Source records:
— BEGIN —
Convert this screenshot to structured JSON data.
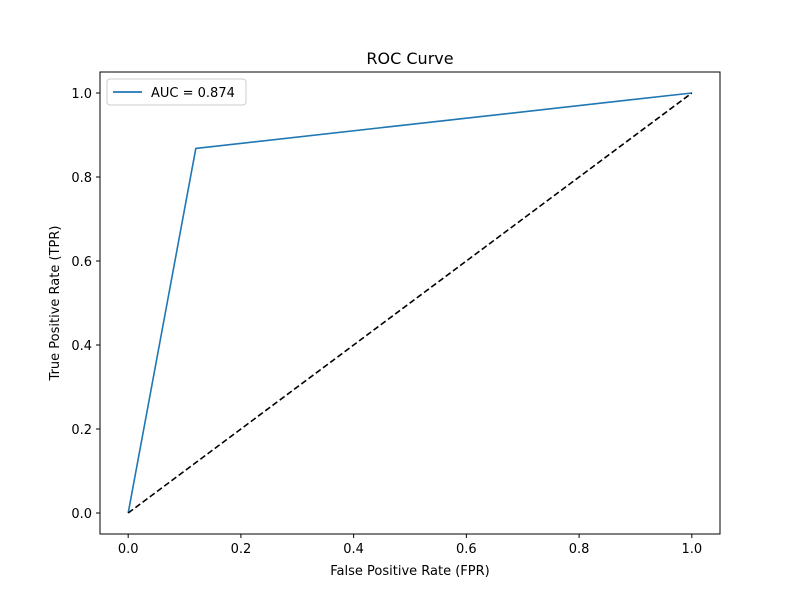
{
  "chart_data": {
    "type": "line",
    "title": "ROC Curve",
    "xlabel": "False Positive Rate (FPR)",
    "ylabel": "True Positive Rate (TPR)",
    "xlim": [
      -0.05,
      1.05
    ],
    "ylim": [
      -0.05,
      1.05
    ],
    "xticks": [
      0.0,
      0.2,
      0.4,
      0.6,
      0.8,
      1.0
    ],
    "yticks": [
      0.0,
      0.2,
      0.4,
      0.6,
      0.8,
      1.0
    ],
    "xtick_labels": [
      "0.0",
      "0.2",
      "0.4",
      "0.6",
      "0.8",
      "1.0"
    ],
    "ytick_labels": [
      "0.0",
      "0.2",
      "0.4",
      "0.6",
      "0.8",
      "1.0"
    ],
    "grid": false,
    "legend_position": "upper-left",
    "series": [
      {
        "name": "AUC = 0.874",
        "color": "#1f77b4",
        "style": "solid",
        "x": [
          0.0,
          0.12,
          1.0
        ],
        "y": [
          0.0,
          0.868,
          1.0
        ]
      },
      {
        "color": "#000000",
        "style": "dashed",
        "x": [
          0.0,
          1.0
        ],
        "y": [
          0.0,
          1.0
        ]
      }
    ]
  }
}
— END —
Work instructions: Your task is to return the entries above exactly, with no pictures.

Output of the exercise:
Convert this screenshot to structured JSON data.
{
  "chart_data": {
    "type": "line",
    "title": "ROC Curve",
    "xlabel": "False Positive Rate (FPR)",
    "ylabel": "True Positive Rate (TPR)",
    "xlim": [
      -0.05,
      1.05
    ],
    "ylim": [
      -0.05,
      1.05
    ],
    "xticks": [
      0.0,
      0.2,
      0.4,
      0.6,
      0.8,
      1.0
    ],
    "yticks": [
      0.0,
      0.2,
      0.4,
      0.6,
      0.8,
      1.0
    ],
    "xtick_labels": [
      "0.0",
      "0.2",
      "0.4",
      "0.6",
      "0.8",
      "1.0"
    ],
    "ytick_labels": [
      "0.0",
      "0.2",
      "0.4",
      "0.6",
      "0.8",
      "1.0"
    ],
    "grid": false,
    "legend_position": "upper-left",
    "series": [
      {
        "name": "AUC = 0.874",
        "color": "#1f77b4",
        "style": "solid",
        "x": [
          0.0,
          0.12,
          1.0
        ],
        "y": [
          0.0,
          0.868,
          1.0
        ]
      },
      {
        "color": "#000000",
        "style": "dashed",
        "x": [
          0.0,
          1.0
        ],
        "y": [
          0.0,
          1.0
        ]
      }
    ]
  }
}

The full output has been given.